# WHAT IS REQUIRED
Below is a set of entries. Reproduce exactly the lines from the one containing "Output a JSON" through the end, both included.
-- Begin ENTRIES SUPPLIED --
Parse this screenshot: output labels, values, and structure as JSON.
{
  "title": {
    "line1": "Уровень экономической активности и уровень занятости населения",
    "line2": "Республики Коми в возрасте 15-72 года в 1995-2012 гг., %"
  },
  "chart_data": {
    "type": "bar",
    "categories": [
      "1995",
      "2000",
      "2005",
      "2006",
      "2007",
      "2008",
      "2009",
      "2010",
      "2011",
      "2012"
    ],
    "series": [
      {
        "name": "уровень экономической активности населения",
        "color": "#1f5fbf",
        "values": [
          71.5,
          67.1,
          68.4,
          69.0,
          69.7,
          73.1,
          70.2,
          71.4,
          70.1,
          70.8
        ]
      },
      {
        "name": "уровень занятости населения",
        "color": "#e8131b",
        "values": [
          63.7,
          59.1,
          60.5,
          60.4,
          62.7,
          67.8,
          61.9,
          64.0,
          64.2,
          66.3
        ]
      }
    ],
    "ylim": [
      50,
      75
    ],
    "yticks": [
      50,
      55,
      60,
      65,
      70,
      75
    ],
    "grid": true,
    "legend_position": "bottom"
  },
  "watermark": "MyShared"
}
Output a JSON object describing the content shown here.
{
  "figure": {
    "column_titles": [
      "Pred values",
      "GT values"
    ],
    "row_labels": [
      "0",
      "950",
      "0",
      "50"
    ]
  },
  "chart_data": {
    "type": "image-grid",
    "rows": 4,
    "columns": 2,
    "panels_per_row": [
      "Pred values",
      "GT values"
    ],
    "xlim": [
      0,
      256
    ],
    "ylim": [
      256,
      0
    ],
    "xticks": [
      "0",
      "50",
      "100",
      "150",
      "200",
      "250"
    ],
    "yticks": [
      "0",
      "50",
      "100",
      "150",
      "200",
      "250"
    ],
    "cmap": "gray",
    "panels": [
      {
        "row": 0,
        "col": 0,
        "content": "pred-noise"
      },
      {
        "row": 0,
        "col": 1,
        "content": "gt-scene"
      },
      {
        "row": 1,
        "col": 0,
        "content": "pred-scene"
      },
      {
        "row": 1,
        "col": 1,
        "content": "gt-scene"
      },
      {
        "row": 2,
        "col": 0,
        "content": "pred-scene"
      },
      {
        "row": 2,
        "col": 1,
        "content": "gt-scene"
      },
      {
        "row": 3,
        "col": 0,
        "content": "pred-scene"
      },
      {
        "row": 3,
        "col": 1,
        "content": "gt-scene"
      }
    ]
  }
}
-- End ENTRIES SUPPLIED --
# WRITTEN RESPONSE
Output a JSON object describing the content shown here.
{
  "figure": {
    "column_titles": [
      "Pred values",
      "GT values"
    ],
    "row_labels": [
      "0",
      "950",
      "0",
      "50"
    ]
  },
  "chart_data": {
    "type": "image-grid",
    "rows": 4,
    "columns": 2,
    "panels_per_row": [
      "Pred values",
      "GT values"
    ],
    "xlim": [
      0,
      256
    ],
    "ylim": [
      256,
      0
    ],
    "xticks": [
      "0",
      "50",
      "100",
      "150",
      "200",
      "250"
    ],
    "yticks": [
      "0",
      "50",
      "100",
      "150",
      "200",
      "250"
    ],
    "cmap": "gray",
    "panels": [
      {
        "row": 0,
        "col": 0,
        "content": "pred-noise"
      },
      {
        "row": 0,
        "col": 1,
        "content": "gt-scene"
      },
      {
        "row": 1,
        "col": 0,
        "content": "pred-scene"
      },
      {
        "row": 1,
        "col": 1,
        "content": "gt-scene"
      },
      {
        "row": 2,
        "col": 0,
        "content": "pred-scene"
      },
      {
        "row": 2,
        "col": 1,
        "content": "gt-scene"
      },
      {
        "row": 3,
        "col": 0,
        "content": "pred-scene"
      },
      {
        "row": 3,
        "col": 1,
        "content": "gt-scene"
      }
    ]
  }
}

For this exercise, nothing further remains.